* START Input for this task *

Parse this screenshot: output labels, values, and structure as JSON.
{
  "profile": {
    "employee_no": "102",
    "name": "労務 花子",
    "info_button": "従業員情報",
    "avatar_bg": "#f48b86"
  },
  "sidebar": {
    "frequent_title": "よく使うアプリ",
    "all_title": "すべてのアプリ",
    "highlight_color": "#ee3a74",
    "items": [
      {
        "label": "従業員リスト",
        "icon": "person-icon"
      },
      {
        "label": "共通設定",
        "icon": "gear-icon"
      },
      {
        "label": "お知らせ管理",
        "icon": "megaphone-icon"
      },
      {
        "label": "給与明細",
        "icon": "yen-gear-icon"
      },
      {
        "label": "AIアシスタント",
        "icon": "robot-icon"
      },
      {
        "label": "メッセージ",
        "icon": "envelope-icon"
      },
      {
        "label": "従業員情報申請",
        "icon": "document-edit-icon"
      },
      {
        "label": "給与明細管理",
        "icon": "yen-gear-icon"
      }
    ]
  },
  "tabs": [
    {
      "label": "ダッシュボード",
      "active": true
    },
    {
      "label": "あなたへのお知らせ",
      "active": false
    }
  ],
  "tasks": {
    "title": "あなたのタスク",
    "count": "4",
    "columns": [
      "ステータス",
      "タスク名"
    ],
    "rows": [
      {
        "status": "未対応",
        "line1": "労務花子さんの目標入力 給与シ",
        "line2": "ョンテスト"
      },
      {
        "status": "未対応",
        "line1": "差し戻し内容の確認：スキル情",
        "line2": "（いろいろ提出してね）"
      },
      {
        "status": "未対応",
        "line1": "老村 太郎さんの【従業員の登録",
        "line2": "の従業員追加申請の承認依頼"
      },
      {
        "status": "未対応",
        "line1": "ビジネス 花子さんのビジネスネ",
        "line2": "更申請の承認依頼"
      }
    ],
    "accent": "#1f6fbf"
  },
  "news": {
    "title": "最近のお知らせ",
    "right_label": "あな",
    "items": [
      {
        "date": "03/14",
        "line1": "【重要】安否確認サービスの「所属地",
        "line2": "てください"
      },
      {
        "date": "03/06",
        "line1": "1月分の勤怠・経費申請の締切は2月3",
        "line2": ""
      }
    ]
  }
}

* END Input for this task *

To do — Each record above must be given again exactly.

Task output —
Parse this screenshot: output labels, values, and structure as JSON.
{
  "profile": {
    "employee_no": "102",
    "name": "労務 花子",
    "info_button": "従業員情報",
    "avatar_bg": "#f48b86"
  },
  "sidebar": {
    "frequent_title": "よく使うアプリ",
    "all_title": "すべてのアプリ",
    "highlight_color": "#ee3a74",
    "items": [
      {
        "label": "従業員リスト",
        "icon": "person-icon"
      },
      {
        "label": "共通設定",
        "icon": "gear-icon"
      },
      {
        "label": "お知らせ管理",
        "icon": "megaphone-icon"
      },
      {
        "label": "給与明細",
        "icon": "yen-gear-icon"
      },
      {
        "label": "AIアシスタント",
        "icon": "robot-icon"
      },
      {
        "label": "メッセージ",
        "icon": "envelope-icon"
      },
      {
        "label": "従業員情報申請",
        "icon": "document-edit-icon"
      },
      {
        "label": "給与明細管理",
        "icon": "yen-gear-icon"
      }
    ]
  },
  "tabs": [
    {
      "label": "ダッシュボード",
      "active": true
    },
    {
      "label": "あなたへのお知らせ",
      "active": false
    }
  ],
  "tasks": {
    "title": "あなたのタスク",
    "count": "4",
    "columns": [
      "ステータス",
      "タスク名"
    ],
    "rows": [
      {
        "status": "未対応",
        "line1": "労務花子さんの目標入力 給与シ",
        "line2": "ョンテスト"
      },
      {
        "status": "未対応",
        "line1": "差し戻し内容の確認：スキル情",
        "line2": "（いろいろ提出してね）"
      },
      {
        "status": "未対応",
        "line1": "老村 太郎さんの【従業員の登録",
        "line2": "の従業員追加申請の承認依頼"
      },
      {
        "status": "未対応",
        "line1": "ビジネス 花子さんのビジネスネ",
        "line2": "更申請の承認依頼"
      }
    ],
    "accent": "#1f6fbf"
  },
  "news": {
    "title": "最近のお知らせ",
    "right_label": "あな",
    "items": [
      {
        "date": "03/14",
        "line1": "【重要】安否確認サービスの「所属地",
        "line2": "てください"
      },
      {
        "date": "03/06",
        "line1": "1月分の勤怠・経費申請の締切は2月3",
        "line2": ""
      }
    ]
  }
}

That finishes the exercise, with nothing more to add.